= What is needed =
Duplicate the listing starting with the line that contains "Give me the" and going on through the line that contains "previous-image-button[interactable] — [85, 188, 119, 222]", with both of those lines included. Omit the pictures from your copy.

= Records supplied =
--- BEGIN ---

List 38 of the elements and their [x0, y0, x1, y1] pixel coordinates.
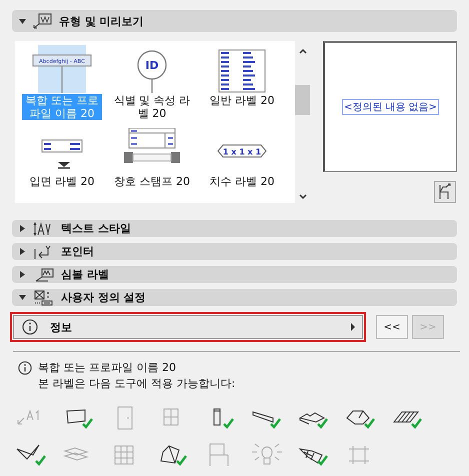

--- END ---
--- BEGIN ---

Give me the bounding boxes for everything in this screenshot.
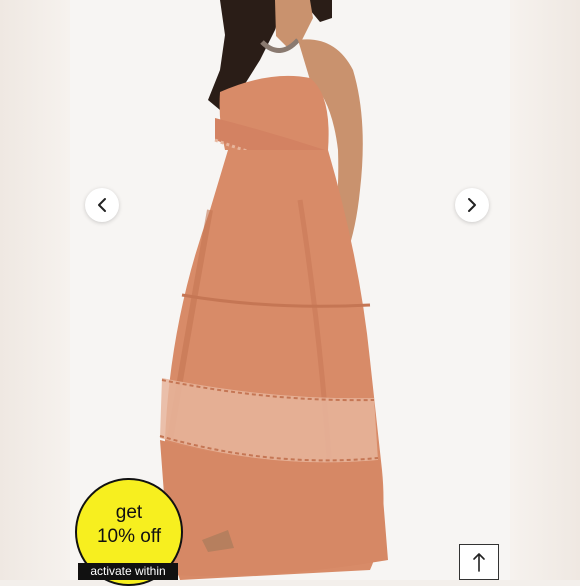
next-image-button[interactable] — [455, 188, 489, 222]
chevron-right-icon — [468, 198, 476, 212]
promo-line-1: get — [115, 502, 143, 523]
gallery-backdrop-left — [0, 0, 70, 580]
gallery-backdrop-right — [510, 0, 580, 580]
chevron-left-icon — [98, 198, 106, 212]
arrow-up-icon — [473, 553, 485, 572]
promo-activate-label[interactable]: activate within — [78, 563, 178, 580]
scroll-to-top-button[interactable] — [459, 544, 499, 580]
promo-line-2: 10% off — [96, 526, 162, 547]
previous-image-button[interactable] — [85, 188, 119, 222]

--- END ---

= Final result =
Give me the bounding boxes for everything in this screenshot.
next-image-button[interactable] — [455, 188, 489, 222]
chevron-right-icon — [468, 198, 476, 212]
promo-line-1: get — [115, 502, 143, 523]
gallery-backdrop-left — [0, 0, 70, 580]
gallery-backdrop-right — [510, 0, 580, 580]
chevron-left-icon — [98, 198, 106, 212]
arrow-up-icon — [473, 553, 485, 572]
promo-activate-label[interactable]: activate within — [78, 563, 178, 580]
scroll-to-top-button[interactable] — [459, 544, 499, 580]
promo-line-2: 10% off — [96, 526, 162, 547]
previous-image-button[interactable] — [85, 188, 119, 222]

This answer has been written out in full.